▶ EXTRACTED INFORMATION
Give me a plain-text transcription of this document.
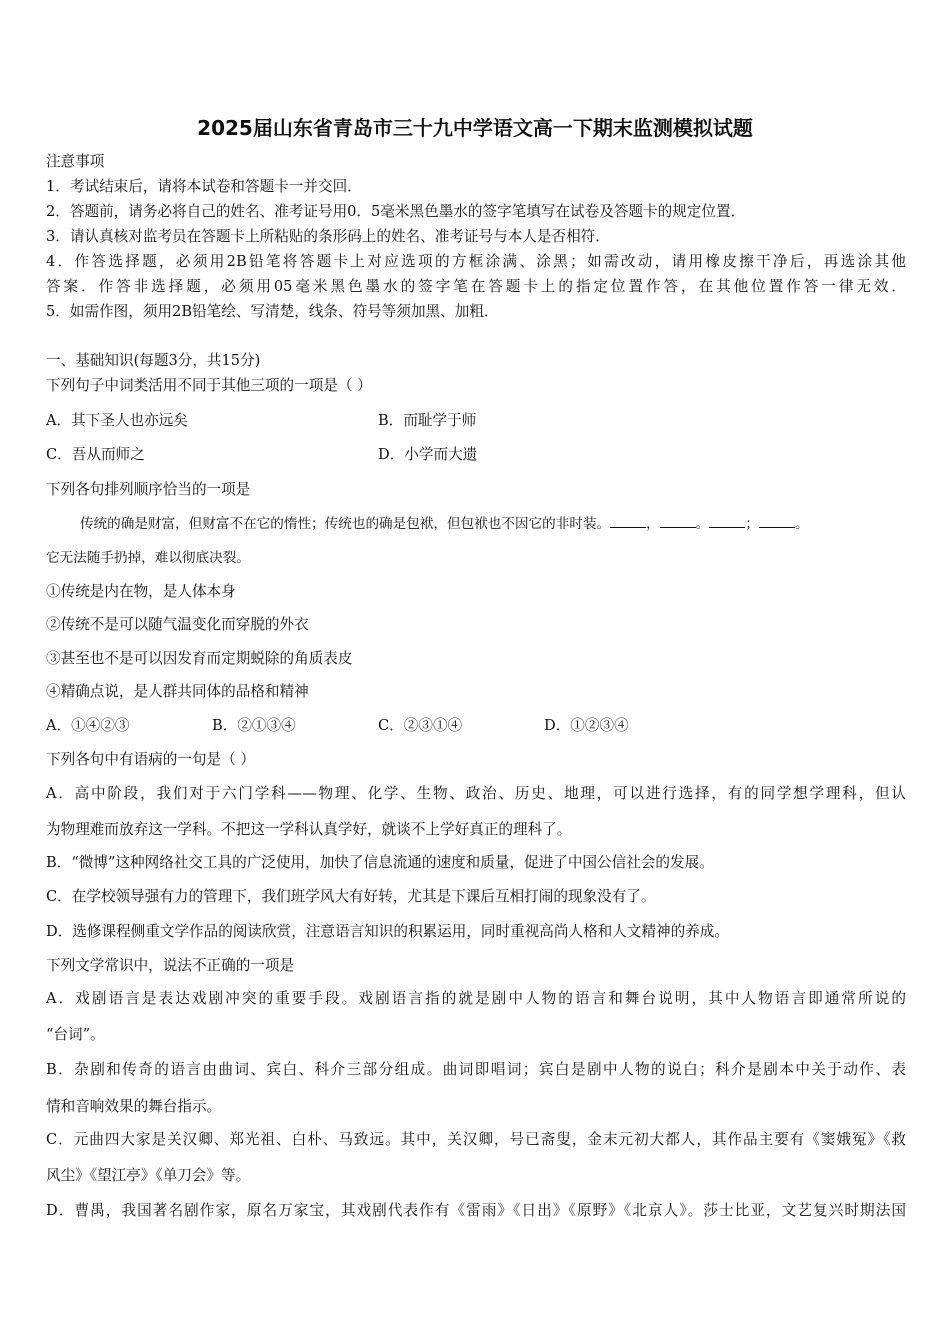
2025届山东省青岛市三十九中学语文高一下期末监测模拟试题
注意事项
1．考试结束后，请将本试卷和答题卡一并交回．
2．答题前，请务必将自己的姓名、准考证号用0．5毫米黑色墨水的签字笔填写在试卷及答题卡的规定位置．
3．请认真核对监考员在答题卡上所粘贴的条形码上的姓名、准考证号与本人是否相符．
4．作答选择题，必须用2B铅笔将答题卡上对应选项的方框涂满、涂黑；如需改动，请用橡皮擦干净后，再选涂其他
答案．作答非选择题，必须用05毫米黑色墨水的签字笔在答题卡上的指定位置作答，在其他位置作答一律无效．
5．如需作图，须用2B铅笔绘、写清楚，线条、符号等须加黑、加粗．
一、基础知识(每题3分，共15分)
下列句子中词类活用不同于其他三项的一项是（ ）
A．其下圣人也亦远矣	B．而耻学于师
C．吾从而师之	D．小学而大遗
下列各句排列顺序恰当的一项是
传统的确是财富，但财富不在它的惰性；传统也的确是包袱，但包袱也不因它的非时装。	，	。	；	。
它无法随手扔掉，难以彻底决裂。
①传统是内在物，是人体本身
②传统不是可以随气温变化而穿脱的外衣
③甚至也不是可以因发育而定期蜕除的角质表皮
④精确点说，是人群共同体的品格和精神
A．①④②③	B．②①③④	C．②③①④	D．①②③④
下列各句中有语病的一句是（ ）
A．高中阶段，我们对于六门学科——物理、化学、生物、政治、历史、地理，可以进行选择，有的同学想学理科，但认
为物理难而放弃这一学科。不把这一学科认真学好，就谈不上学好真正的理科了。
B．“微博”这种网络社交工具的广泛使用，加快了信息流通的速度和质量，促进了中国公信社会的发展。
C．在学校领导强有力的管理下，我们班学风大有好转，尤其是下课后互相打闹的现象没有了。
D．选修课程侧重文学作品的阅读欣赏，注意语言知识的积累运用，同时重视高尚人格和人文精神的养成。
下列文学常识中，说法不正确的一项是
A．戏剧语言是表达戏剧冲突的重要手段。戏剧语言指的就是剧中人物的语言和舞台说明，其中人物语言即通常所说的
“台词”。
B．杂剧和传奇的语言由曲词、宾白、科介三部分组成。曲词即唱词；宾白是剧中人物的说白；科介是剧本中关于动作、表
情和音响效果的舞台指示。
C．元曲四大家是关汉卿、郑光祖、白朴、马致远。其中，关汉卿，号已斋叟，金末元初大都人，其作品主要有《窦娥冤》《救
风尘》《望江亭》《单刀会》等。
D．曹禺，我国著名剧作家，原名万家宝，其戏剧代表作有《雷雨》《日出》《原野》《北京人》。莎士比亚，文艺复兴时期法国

---

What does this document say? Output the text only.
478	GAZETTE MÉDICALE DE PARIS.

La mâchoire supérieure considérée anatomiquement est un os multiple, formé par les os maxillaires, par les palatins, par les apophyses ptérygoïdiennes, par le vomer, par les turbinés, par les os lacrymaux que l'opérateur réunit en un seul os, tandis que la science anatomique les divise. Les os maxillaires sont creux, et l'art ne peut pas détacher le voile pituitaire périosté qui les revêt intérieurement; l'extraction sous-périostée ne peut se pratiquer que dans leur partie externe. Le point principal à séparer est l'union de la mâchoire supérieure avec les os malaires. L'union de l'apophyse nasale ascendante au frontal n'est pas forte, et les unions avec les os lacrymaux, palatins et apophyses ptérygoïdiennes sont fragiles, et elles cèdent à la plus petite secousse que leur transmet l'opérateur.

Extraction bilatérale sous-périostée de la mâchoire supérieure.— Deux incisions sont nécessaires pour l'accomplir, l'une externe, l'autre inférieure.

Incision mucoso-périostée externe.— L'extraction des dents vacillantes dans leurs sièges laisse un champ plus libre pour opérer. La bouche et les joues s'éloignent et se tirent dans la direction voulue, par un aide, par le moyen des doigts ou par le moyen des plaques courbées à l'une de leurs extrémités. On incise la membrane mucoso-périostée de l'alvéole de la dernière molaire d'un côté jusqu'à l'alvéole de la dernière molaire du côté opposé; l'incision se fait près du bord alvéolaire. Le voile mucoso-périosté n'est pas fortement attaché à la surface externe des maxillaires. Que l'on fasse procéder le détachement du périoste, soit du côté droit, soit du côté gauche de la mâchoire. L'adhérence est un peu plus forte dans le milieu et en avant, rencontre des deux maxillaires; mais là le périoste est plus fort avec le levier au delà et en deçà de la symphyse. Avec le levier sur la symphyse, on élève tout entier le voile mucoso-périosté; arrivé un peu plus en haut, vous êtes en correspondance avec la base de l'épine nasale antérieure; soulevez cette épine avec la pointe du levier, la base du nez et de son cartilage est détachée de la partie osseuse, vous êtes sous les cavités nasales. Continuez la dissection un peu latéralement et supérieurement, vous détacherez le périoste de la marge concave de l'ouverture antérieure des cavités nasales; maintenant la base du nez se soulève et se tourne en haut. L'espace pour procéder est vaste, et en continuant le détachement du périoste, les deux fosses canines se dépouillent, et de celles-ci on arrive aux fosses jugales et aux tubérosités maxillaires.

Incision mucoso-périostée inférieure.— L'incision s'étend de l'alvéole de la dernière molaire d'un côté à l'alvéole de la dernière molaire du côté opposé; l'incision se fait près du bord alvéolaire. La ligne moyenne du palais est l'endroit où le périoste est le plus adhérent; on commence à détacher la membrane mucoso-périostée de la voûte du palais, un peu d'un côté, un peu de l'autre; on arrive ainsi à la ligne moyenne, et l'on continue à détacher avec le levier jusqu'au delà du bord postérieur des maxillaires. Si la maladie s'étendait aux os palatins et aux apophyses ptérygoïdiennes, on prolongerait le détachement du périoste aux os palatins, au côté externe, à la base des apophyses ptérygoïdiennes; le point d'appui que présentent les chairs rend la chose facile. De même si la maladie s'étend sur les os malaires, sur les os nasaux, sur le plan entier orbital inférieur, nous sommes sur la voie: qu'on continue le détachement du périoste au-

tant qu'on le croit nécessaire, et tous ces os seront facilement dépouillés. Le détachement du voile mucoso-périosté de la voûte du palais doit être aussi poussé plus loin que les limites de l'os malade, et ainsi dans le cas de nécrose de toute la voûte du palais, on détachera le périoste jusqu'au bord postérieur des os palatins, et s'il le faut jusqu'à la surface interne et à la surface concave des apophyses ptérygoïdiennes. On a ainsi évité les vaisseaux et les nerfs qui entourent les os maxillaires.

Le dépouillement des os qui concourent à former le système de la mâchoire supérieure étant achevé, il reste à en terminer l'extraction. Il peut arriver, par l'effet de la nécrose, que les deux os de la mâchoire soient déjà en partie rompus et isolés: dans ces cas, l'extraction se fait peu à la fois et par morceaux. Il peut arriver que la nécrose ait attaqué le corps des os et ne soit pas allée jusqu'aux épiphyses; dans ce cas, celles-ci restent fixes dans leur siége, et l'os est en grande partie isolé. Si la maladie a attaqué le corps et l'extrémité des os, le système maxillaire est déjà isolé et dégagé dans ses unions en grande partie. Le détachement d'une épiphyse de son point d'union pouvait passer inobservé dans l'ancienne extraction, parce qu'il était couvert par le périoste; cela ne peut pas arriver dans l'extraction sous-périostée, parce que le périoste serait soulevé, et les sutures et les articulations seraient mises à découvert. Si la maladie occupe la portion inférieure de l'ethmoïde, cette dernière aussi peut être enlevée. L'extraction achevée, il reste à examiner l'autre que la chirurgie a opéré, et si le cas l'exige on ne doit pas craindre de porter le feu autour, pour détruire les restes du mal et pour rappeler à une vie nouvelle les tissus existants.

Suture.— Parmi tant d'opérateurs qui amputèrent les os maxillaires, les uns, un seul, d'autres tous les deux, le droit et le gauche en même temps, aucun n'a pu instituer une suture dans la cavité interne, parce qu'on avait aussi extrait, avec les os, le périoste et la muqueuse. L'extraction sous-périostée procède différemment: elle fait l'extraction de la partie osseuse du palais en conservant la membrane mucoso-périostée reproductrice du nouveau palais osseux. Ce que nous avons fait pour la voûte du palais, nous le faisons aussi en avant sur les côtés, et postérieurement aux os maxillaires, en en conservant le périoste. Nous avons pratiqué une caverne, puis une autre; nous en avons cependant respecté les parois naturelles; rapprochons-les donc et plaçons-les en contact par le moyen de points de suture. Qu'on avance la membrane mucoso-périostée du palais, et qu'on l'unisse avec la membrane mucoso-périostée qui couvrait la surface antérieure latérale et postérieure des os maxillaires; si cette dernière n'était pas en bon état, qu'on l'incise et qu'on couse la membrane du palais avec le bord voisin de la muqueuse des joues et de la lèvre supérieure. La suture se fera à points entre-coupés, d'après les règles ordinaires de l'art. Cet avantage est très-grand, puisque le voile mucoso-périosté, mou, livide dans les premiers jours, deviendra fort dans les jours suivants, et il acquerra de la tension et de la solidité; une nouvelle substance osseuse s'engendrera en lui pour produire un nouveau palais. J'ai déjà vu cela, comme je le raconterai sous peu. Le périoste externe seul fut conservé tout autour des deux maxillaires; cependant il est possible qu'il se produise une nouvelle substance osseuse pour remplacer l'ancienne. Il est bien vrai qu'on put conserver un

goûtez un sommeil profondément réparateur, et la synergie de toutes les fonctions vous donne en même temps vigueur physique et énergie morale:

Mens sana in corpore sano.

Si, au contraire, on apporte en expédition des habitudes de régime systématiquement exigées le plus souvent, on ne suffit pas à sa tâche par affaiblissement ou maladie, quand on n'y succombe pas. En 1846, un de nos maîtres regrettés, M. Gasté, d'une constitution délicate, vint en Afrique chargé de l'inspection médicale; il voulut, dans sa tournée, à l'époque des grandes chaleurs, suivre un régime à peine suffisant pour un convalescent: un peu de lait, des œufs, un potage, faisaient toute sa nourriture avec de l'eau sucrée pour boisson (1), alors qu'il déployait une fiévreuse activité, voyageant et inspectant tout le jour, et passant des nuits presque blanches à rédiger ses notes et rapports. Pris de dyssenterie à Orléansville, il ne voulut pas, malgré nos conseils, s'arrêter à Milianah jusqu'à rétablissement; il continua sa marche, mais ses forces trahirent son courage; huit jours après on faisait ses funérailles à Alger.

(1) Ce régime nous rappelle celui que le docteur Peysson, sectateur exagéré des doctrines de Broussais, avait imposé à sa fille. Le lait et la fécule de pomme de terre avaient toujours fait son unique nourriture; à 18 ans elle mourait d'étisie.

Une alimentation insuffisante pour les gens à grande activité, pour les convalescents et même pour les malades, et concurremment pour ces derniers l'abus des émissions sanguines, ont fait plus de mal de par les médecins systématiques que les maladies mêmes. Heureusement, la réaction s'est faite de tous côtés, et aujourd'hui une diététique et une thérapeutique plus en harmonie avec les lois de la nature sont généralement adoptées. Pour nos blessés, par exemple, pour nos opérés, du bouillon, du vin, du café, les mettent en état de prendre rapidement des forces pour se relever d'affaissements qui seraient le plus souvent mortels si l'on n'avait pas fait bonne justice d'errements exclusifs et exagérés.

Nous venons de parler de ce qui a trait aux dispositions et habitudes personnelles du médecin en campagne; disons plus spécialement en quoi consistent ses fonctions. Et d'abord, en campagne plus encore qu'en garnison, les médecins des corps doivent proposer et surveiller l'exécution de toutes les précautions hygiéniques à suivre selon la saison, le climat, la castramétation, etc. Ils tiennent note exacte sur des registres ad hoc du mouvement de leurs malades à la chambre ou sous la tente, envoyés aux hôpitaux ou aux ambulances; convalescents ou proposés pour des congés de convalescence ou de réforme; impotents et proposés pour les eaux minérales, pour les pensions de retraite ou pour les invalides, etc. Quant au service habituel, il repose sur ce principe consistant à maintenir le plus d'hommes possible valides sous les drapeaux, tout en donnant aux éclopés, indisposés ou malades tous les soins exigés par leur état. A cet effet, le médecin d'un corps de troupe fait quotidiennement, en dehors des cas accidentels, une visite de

▶ INSTRUCTIONS TO FOLLOW
Check each line above for the string "this", then copy the ones that have it.

▶ FINISHED EXERCISE
Give me a plain-text transcription of this document.
What does this document say? Output the text only.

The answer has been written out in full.